● AIM:
All records below must be retyped exactly.

● DATA EXCERPTS:
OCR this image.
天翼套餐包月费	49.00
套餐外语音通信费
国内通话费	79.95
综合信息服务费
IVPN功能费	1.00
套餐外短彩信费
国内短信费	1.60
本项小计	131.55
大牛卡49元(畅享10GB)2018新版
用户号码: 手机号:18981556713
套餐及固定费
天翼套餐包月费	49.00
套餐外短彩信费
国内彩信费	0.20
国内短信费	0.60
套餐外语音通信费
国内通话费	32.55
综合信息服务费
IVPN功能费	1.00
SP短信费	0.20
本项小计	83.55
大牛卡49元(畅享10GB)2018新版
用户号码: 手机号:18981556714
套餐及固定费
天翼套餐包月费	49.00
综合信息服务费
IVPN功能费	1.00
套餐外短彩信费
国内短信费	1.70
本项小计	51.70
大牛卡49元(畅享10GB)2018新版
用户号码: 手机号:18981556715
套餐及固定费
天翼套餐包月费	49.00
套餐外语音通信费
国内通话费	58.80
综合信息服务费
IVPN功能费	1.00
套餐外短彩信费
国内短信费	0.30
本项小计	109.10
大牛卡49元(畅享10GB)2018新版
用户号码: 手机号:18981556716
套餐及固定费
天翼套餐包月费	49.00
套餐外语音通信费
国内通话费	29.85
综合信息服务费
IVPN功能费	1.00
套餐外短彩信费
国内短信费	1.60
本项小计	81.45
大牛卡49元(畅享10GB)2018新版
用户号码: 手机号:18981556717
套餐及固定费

● CORRECT OUTPUT:
OCR this image.
天翼套餐包月费	49.00
套餐外语音通信费
国内通话费	79.95
综合信息服务费
IVPN功能费	1.00
套餐外短彩信费
国内短信费	1.60
本项小计	131.55
大牛卡49元(畅享10GB)2018新版
用户号码: 手机号:18981556713
套餐及固定费
天翼套餐包月费	49.00
套餐外短彩信费
国内彩信费	0.20
国内短信费	0.60
套餐外语音通信费
国内通话费	32.55
综合信息服务费
IVPN功能费	1.00
SP短信费	0.20
本项小计	83.55
大牛卡49元(畅享10GB)2018新版
用户号码: 手机号:18981556714
套餐及固定费
天翼套餐包月费	49.00
综合信息服务费
IVPN功能费	1.00
套餐外短彩信费
国内短信费	1.70
本项小计	51.70
大牛卡49元(畅享10GB)2018新版
用户号码: 手机号:18981556715
套餐及固定费
天翼套餐包月费	49.00
套餐外语音通信费
国内通话费	58.80
综合信息服务费
IVPN功能费	1.00
套餐外短彩信费
国内短信费	0.30
本项小计	109.10
大牛卡49元(畅享10GB)2018新版
用户号码: 手机号:18981556716
套餐及固定费
天翼套餐包月费	49.00
套餐外语音通信费
国内通话费	29.85
综合信息服务费
IVPN功能费	1.00
套餐外短彩信费
国内短信费	1.60
本项小计	81.45
大牛卡49元(畅享10GB)2018新版
用户号码: 手机号:18981556717
套餐及固定费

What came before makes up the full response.